:: Excerpt from a dataset ::
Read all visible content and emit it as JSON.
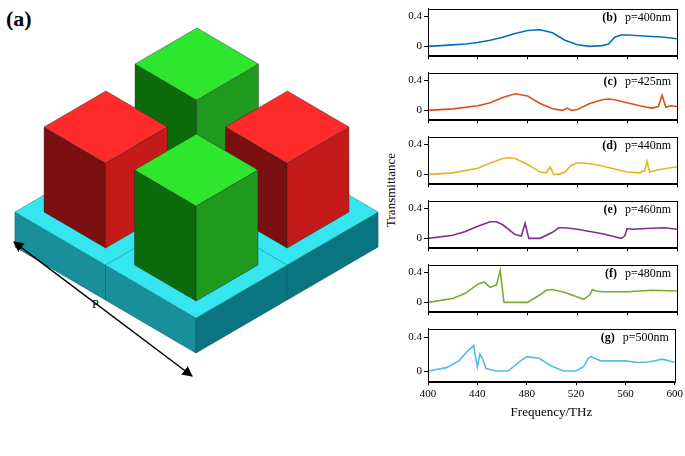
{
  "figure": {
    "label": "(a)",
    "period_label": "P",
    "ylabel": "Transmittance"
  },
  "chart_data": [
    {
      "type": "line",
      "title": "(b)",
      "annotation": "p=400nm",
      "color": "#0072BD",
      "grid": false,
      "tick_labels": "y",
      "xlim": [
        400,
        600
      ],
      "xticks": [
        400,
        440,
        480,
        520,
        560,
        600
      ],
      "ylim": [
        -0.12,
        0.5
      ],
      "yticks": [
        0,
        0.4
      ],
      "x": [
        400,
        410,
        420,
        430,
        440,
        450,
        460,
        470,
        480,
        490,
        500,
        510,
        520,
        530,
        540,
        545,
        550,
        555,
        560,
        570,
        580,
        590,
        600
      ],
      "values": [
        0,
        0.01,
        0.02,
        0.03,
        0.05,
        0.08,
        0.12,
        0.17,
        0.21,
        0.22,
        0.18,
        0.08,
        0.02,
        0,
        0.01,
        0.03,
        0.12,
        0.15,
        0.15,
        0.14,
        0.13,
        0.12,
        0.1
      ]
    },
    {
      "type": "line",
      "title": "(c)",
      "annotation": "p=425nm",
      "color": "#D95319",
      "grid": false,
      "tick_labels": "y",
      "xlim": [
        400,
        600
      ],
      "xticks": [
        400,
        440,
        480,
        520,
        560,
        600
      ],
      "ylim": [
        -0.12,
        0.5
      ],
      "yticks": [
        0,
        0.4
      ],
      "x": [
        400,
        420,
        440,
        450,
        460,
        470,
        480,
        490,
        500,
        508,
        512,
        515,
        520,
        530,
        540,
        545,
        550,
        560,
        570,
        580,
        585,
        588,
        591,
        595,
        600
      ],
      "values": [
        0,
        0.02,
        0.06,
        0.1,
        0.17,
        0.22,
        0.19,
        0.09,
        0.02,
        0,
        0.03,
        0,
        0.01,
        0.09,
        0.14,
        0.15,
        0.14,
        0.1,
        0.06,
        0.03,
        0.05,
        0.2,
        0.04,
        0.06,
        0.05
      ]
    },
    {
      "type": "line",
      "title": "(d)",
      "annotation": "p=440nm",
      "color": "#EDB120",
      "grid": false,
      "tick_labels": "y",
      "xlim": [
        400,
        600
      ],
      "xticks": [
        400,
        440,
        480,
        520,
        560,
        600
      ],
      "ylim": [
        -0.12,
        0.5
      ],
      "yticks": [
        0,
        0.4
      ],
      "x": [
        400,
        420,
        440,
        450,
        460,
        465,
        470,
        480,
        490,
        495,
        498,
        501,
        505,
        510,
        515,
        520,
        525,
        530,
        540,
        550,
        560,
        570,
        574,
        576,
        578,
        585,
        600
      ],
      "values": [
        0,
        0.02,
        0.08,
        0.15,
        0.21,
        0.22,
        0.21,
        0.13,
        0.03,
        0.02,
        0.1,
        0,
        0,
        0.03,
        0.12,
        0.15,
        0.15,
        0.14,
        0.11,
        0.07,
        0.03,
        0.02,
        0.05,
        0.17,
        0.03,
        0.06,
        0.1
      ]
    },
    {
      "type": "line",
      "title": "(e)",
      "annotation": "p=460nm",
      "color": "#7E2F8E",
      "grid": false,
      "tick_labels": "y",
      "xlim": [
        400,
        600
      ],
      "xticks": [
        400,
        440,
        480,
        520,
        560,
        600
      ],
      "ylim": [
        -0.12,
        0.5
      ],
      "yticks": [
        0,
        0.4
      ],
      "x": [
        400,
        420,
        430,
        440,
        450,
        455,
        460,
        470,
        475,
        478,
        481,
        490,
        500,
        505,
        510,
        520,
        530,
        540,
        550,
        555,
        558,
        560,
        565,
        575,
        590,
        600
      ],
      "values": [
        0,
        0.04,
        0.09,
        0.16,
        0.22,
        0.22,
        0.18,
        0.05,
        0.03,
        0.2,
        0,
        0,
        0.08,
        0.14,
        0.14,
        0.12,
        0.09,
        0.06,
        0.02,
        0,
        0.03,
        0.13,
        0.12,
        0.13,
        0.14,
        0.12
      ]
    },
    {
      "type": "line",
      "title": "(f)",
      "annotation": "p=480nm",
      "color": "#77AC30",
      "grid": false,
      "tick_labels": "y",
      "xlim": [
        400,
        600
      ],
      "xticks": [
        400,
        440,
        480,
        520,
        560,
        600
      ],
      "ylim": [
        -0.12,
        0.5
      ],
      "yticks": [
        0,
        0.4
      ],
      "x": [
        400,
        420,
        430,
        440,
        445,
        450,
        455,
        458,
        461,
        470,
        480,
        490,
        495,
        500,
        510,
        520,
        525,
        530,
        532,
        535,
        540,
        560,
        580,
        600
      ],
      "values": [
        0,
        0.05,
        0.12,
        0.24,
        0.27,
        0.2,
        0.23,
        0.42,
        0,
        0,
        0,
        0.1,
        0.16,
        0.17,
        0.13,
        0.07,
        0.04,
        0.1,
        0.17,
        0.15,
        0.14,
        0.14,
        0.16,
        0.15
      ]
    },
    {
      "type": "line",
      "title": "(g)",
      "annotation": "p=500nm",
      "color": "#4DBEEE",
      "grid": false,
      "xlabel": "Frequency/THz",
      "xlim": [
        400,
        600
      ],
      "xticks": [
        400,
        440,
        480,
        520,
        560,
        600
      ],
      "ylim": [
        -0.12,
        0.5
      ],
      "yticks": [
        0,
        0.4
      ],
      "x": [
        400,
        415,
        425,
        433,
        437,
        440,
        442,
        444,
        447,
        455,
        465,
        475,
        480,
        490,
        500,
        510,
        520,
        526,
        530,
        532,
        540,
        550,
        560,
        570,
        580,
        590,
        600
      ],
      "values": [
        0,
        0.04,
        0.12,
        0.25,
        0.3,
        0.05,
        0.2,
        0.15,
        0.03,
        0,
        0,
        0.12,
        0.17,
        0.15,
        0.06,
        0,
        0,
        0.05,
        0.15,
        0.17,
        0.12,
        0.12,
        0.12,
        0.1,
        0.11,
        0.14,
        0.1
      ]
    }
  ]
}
==
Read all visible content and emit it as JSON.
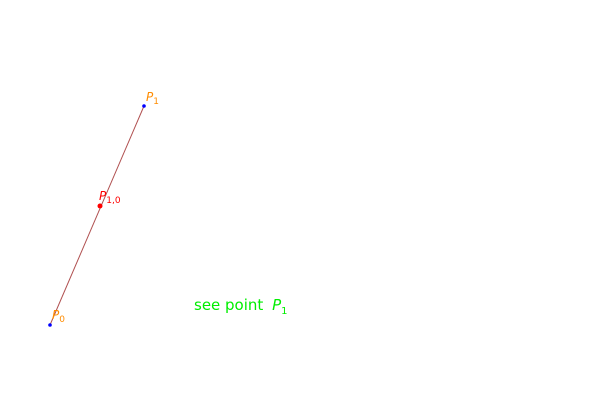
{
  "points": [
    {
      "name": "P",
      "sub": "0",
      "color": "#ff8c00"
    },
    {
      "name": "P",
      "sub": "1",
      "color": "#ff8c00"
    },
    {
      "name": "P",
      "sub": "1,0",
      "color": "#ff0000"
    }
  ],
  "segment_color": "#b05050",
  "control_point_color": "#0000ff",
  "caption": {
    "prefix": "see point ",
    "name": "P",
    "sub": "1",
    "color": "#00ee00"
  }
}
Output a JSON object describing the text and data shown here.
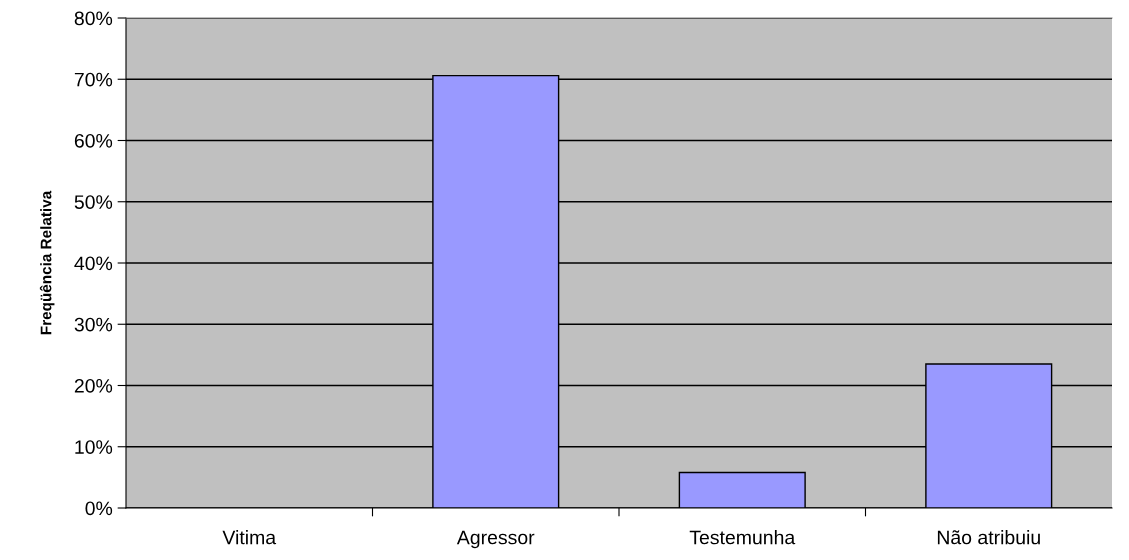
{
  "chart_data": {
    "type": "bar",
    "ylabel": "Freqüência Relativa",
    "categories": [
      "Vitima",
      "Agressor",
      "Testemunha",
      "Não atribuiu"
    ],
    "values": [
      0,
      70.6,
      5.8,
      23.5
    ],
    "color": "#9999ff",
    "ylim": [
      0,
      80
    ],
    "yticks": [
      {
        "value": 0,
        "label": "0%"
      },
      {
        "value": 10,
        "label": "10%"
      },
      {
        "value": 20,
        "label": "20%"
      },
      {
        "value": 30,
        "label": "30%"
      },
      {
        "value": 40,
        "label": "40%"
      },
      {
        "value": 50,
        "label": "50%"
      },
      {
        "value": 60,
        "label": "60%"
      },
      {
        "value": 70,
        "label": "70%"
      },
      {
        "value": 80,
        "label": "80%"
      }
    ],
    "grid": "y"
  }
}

:: WHAT TO WORK ON ::
Search the data above for the string "annotation" and copy each line that has it.

:: CORRECT RESPONSE ::
      "annotation": "p=400nm",
      "annotation": "p=425nm",
      "annotation": "p=440nm",
      "annotation": "p=460nm",
      "annotation": "p=480nm",
      "annotation": "p=500nm",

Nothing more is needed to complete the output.